■ Data rows:
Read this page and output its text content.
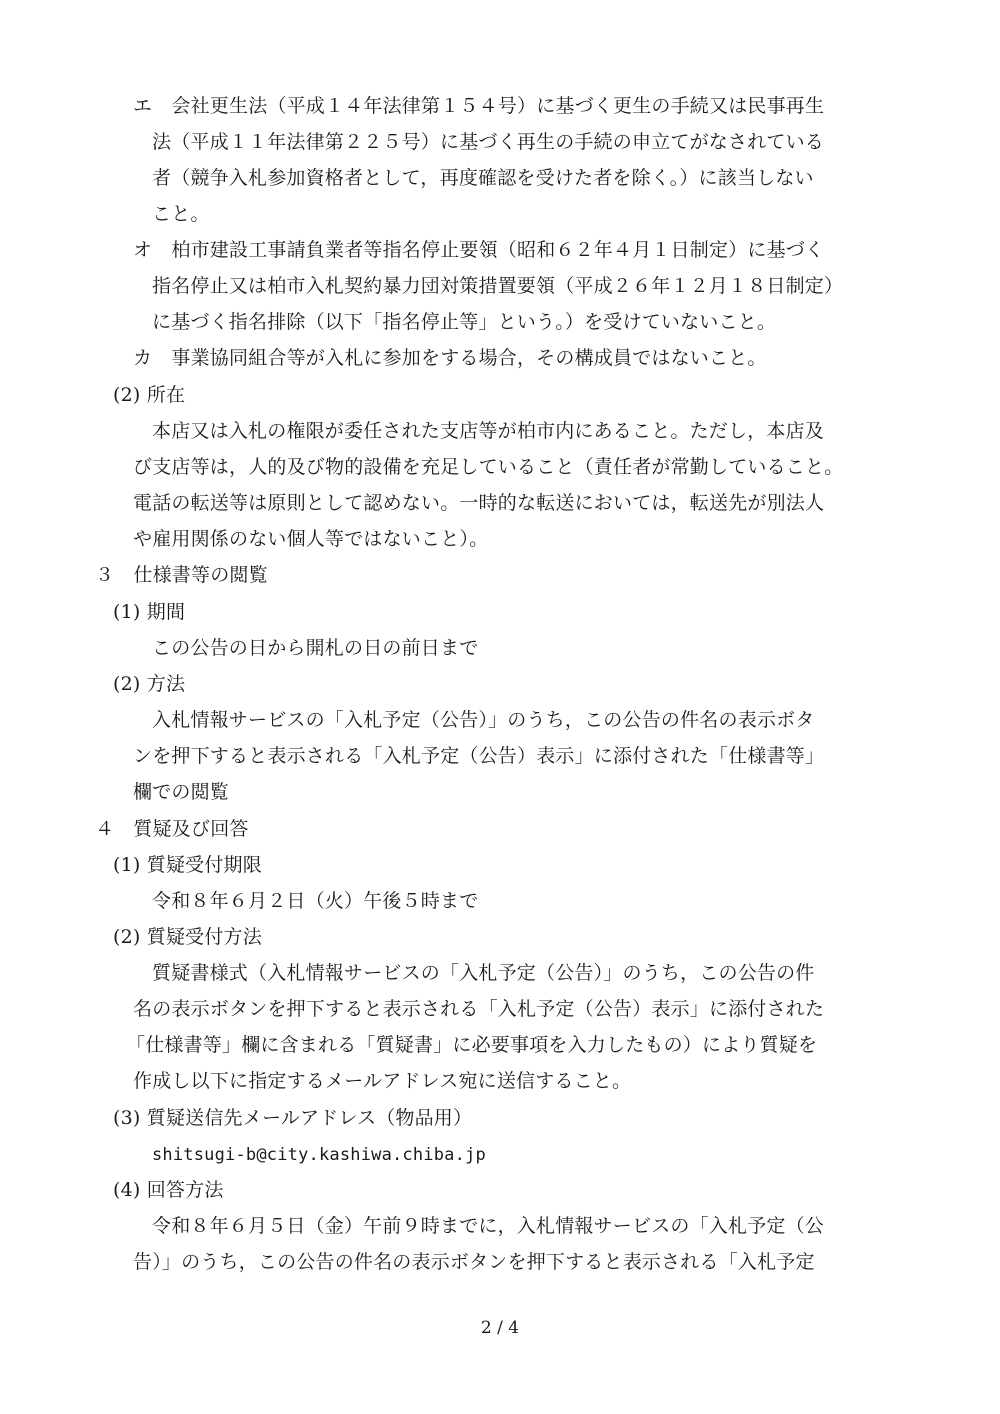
エ　会社更生法（平成１４年法律第１５４号）に基づく更生の手続又は民事再生
法（平成１１年法律第２２５号）に基づく再生の手続の申立てがなされている
者（競争入札参加資格者として，再度確認を受けた者を除く。）に該当しない
こと。
オ　柏市建設工事請負業者等指名停止要領（昭和６２年４月１日制定）に基づく
指名停止又は柏市入札契約暴力団対策措置要領（平成２６年１２月１８日制定）
に基づく指名排除（以下「指名停止等」という。）を受けていないこと。
カ　事業協同組合等が入札に参加をする場合，その構成員ではないこと。
(2) 所在
本店又は入札の権限が委任された支店等が柏市内にあること。ただし，本店及
び支店等は，人的及び物的設備を充足していること（責任者が常勤していること。
電話の転送等は原則として認めない。一時的な転送においては，転送先が別法人
や雇用関係のない個人等ではないこと）。
３　仕様書等の閲覧
(1) 期間
この公告の日から開札の日の前日まで
(2) 方法
入札情報サービスの「入札予定（公告）」のうち，この公告の件名の表示ボタ
ンを押下すると表示される「入札予定（公告）表示」に添付された「仕様書等」
欄での閲覧
４　質疑及び回答
(1) 質疑受付期限
令和８年６月２日（火）午後５時まで
(2) 質疑受付方法
質疑書様式（入札情報サービスの「入札予定（公告）」のうち，この公告の件
名の表示ボタンを押下すると表示される「入札予定（公告）表示」に添付された
「仕様書等」欄に含まれる「質疑書」に必要事項を入力したもの）により質疑を
作成し以下に指定するメールアドレス宛に送信すること。
(3) 質疑送信先メールアドレス（物品用）
shitsugi-b@city.kashiwa.chiba.jp
(4) 回答方法
令和８年６月５日（金）午前９時までに，入札情報サービスの「入札予定（公
告）」のうち，この公告の件名の表示ボタンを押下すると表示される「入札予定
2 / 4
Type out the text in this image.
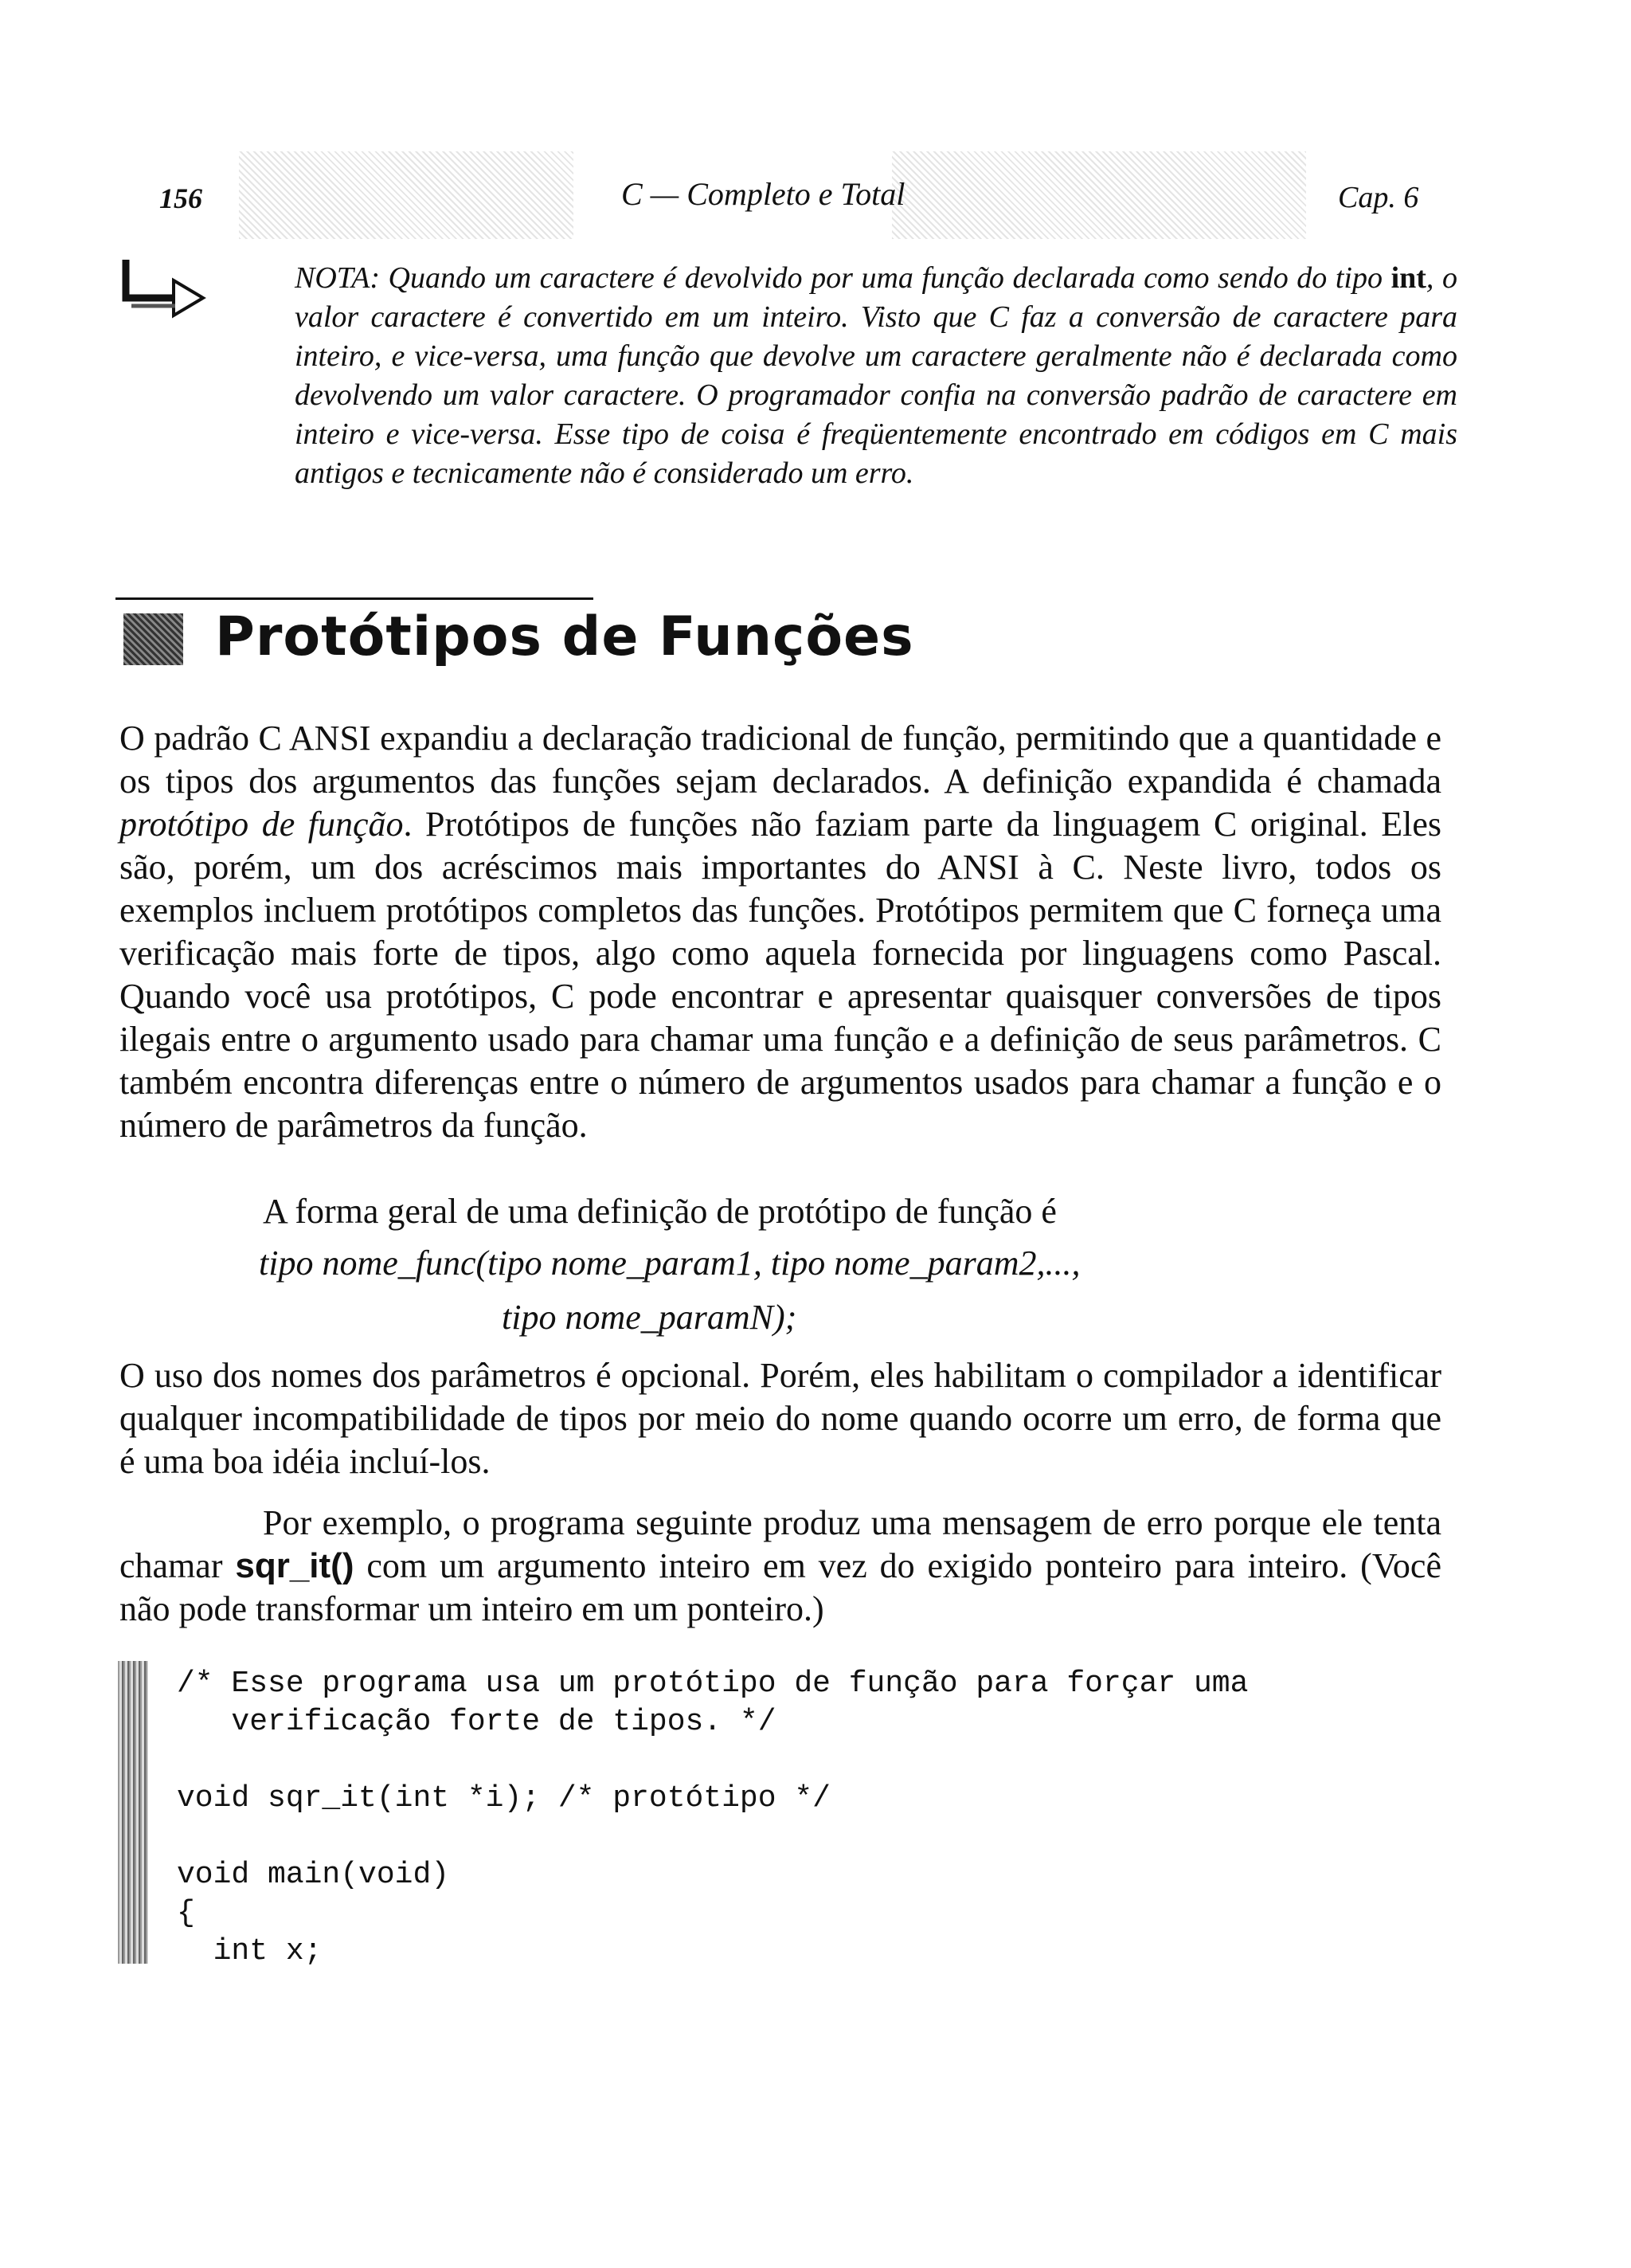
156	C — Completo e Total	Cap. 6
NOTA: Quando um caractere é devolvido por uma função declarada como sendo do tipo int, o valor caractere é convertido em um inteiro. Visto que C faz a conversão de caractere para inteiro, e vice-versa, uma função que devolve um caractere geralmente não é declarada como devolvendo um valor caractere. O programador confia na conversão padrão de caractere em inteiro e vice-versa. Esse tipo de coisa é freqüentemente encontrado em códigos em C mais antigos e tecnicamente não é considerado um erro.
Protótipos de Funções
O padrão C ANSI expandiu a declaração tradicional de função, permitindo que a quantidade e os tipos dos argumentos das funções sejam declarados. A definição expandida é chamada protótipo de função. Protótipos de funções não faziam parte da linguagem C original. Eles são, porém, um dos acréscimos mais importantes do ANSI à C. Neste livro, todos os exemplos incluem protótipos completos das funções. Protótipos permitem que C forneça uma verificação mais forte de tipos, algo como aquela fornecida por linguagens como Pascal. Quando você usa protótipos, C pode encontrar e apresentar quaisquer conversões de tipos ilegais entre o argumento usado para chamar uma função e a definição de seus parâmetros. C também encontra diferenças entre o número de argumentos usados para chamar a função e o número de parâmetros da função.
A forma geral de uma definição de protótipo de função é
tipo nome_func(tipo nome_param1, tipo nome_param2,...,
tipo nome_paramN);
O uso dos nomes dos parâmetros é opcional. Porém, eles habilitam o compilador a identificar qualquer incompatibilidade de tipos por meio do nome quando ocorre um erro, de forma que é uma boa idéia incluí-los.
Por exemplo, o programa seguinte produz uma mensagem de erro porque ele tenta chamar sqr_it() com um argumento inteiro em vez do exigido ponteiro para inteiro. (Você não pode transformar um inteiro em um ponteiro.)
/* Esse programa usa um protótipo de função para forçar uma
verificação forte de tipos. */

void sqr_it(int *i); /* protótipo */

void main(void)
{
int x;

■ What the task requires:
Lines containing the string "definição" are to be selected and copied.

■ Finished task:
O padrão C ANSI expandiu a declaração tradicional de função, permitindo que a quantidade e os tipos dos argumentos das funções sejam declarados. A definição expandida é chamada protótipo de função. Protótipos de funções não faziam parte da linguagem C original. Eles são, porém, um dos acréscimos mais importantes do ANSI à C. Neste livro, todos os exemplos incluem protótipos completos das funções. Protótipos permitem que C forneça uma verificação mais forte de tipos, algo como aquela fornecida por linguagens como Pascal. Quando você usa protótipos, C pode encontrar e apresentar quaisquer conversões de tipos ilegais entre o argumento usado para chamar uma função e a definição de seus parâmetros. C também encontra diferenças entre o número de argumentos usados para chamar a função e o número de parâmetros da função.
A forma geral de uma definição de protótipo de função é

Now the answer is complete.